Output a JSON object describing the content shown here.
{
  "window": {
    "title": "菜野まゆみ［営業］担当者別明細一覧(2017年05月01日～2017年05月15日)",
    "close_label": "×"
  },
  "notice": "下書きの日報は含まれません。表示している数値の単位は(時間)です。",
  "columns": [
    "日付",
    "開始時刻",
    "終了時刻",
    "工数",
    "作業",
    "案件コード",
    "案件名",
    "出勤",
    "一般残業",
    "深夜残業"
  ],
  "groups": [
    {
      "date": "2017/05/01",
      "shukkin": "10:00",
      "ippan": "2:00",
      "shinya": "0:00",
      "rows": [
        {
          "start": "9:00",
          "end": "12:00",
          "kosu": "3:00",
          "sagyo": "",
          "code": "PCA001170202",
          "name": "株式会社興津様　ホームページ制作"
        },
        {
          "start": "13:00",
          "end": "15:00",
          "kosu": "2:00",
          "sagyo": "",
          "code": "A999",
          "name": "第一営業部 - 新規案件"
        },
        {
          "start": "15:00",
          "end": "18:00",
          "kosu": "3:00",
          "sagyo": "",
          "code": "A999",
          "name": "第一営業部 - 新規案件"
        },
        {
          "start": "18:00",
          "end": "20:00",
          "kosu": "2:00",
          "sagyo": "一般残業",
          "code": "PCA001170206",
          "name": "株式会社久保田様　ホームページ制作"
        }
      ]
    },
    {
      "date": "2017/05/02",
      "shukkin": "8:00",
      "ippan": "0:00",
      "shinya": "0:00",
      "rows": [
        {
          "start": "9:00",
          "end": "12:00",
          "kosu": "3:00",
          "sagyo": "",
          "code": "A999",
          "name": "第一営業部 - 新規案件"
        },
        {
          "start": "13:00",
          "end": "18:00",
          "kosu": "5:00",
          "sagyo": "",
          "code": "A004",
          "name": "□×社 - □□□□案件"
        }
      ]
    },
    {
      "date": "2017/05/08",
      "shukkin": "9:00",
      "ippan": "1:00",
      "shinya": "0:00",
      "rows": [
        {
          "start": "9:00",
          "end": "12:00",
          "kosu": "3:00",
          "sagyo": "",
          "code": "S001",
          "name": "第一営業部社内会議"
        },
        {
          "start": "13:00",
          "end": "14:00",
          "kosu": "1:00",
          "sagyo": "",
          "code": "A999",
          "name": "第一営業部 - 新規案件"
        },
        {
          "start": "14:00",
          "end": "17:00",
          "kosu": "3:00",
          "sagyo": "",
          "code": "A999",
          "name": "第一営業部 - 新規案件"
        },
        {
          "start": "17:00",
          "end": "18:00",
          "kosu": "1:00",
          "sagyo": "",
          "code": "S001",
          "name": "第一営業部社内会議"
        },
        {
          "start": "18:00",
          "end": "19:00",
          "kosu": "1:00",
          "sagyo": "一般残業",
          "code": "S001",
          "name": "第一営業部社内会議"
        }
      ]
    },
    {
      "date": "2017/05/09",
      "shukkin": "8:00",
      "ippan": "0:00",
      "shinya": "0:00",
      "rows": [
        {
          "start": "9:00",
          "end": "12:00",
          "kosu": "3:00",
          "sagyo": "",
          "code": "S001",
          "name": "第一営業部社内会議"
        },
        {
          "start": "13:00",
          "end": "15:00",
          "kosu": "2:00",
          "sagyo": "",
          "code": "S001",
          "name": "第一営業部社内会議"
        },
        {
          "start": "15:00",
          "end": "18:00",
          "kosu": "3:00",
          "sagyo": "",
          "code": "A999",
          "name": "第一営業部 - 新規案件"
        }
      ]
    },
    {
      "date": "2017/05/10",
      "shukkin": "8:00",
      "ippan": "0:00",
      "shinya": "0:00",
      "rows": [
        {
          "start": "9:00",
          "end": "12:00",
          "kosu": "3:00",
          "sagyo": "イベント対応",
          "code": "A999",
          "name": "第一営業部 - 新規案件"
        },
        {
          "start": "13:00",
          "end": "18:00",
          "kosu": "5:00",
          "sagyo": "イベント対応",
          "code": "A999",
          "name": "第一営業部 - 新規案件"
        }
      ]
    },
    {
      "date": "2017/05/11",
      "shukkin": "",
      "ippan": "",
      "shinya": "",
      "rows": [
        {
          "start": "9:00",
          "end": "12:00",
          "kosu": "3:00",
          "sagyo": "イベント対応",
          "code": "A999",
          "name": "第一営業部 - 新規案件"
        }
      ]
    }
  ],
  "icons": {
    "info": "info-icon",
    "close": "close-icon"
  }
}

WHAT YOU NEED TO DO: Retype the entries exactly, including every line.

ANSWER TO THIS TASK:
Output a JSON object describing the content shown here.
{
  "window": {
    "title": "菜野まゆみ［営業］担当者別明細一覧(2017年05月01日～2017年05月15日)",
    "close_label": "×"
  },
  "notice": "下書きの日報は含まれません。表示している数値の単位は(時間)です。",
  "columns": [
    "日付",
    "開始時刻",
    "終了時刻",
    "工数",
    "作業",
    "案件コード",
    "案件名",
    "出勤",
    "一般残業",
    "深夜残業"
  ],
  "groups": [
    {
      "date": "2017/05/01",
      "shukkin": "10:00",
      "ippan": "2:00",
      "shinya": "0:00",
      "rows": [
        {
          "start": "9:00",
          "end": "12:00",
          "kosu": "3:00",
          "sagyo": "",
          "code": "PCA001170202",
          "name": "株式会社興津様　ホームページ制作"
        },
        {
          "start": "13:00",
          "end": "15:00",
          "kosu": "2:00",
          "sagyo": "",
          "code": "A999",
          "name": "第一営業部 - 新規案件"
        },
        {
          "start": "15:00",
          "end": "18:00",
          "kosu": "3:00",
          "sagyo": "",
          "code": "A999",
          "name": "第一営業部 - 新規案件"
        },
        {
          "start": "18:00",
          "end": "20:00",
          "kosu": "2:00",
          "sagyo": "一般残業",
          "code": "PCA001170206",
          "name": "株式会社久保田様　ホームページ制作"
        }
      ]
    },
    {
      "date": "2017/05/02",
      "shukkin": "8:00",
      "ippan": "0:00",
      "shinya": "0:00",
      "rows": [
        {
          "start": "9:00",
          "end": "12:00",
          "kosu": "3:00",
          "sagyo": "",
          "code": "A999",
          "name": "第一営業部 - 新規案件"
        },
        {
          "start": "13:00",
          "end": "18:00",
          "kosu": "5:00",
          "sagyo": "",
          "code": "A004",
          "name": "□×社 - □□□□案件"
        }
      ]
    },
    {
      "date": "2017/05/08",
      "shukkin": "9:00",
      "ippan": "1:00",
      "shinya": "0:00",
      "rows": [
        {
          "start": "9:00",
          "end": "12:00",
          "kosu": "3:00",
          "sagyo": "",
          "code": "S001",
          "name": "第一営業部社内会議"
        },
        {
          "start": "13:00",
          "end": "14:00",
          "kosu": "1:00",
          "sagyo": "",
          "code": "A999",
          "name": "第一営業部 - 新規案件"
        },
        {
          "start": "14:00",
          "end": "17:00",
          "kosu": "3:00",
          "sagyo": "",
          "code": "A999",
          "name": "第一営業部 - 新規案件"
        },
        {
          "start": "17:00",
          "end": "18:00",
          "kosu": "1:00",
          "sagyo": "",
          "code": "S001",
          "name": "第一営業部社内会議"
        },
        {
          "start": "18:00",
          "end": "19:00",
          "kosu": "1:00",
          "sagyo": "一般残業",
          "code": "S001",
          "name": "第一営業部社内会議"
        }
      ]
    },
    {
      "date": "2017/05/09",
      "shukkin": "8:00",
      "ippan": "0:00",
      "shinya": "0:00",
      "rows": [
        {
          "start": "9:00",
          "end": "12:00",
          "kosu": "3:00",
          "sagyo": "",
          "code": "S001",
          "name": "第一営業部社内会議"
        },
        {
          "start": "13:00",
          "end": "15:00",
          "kosu": "2:00",
          "sagyo": "",
          "code": "S001",
          "name": "第一営業部社内会議"
        },
        {
          "start": "15:00",
          "end": "18:00",
          "kosu": "3:00",
          "sagyo": "",
          "code": "A999",
          "name": "第一営業部 - 新規案件"
        }
      ]
    },
    {
      "date": "2017/05/10",
      "shukkin": "8:00",
      "ippan": "0:00",
      "shinya": "0:00",
      "rows": [
        {
          "start": "9:00",
          "end": "12:00",
          "kosu": "3:00",
          "sagyo": "イベント対応",
          "code": "A999",
          "name": "第一営業部 - 新規案件"
        },
        {
          "start": "13:00",
          "end": "18:00",
          "kosu": "5:00",
          "sagyo": "イベント対応",
          "code": "A999",
          "name": "第一営業部 - 新規案件"
        }
      ]
    },
    {
      "date": "2017/05/11",
      "shukkin": "",
      "ippan": "",
      "shinya": "",
      "rows": [
        {
          "start": "9:00",
          "end": "12:00",
          "kosu": "3:00",
          "sagyo": "イベント対応",
          "code": "A999",
          "name": "第一営業部 - 新規案件"
        }
      ]
    }
  ],
  "icons": {
    "info": "info-icon",
    "close": "close-icon"
  }
}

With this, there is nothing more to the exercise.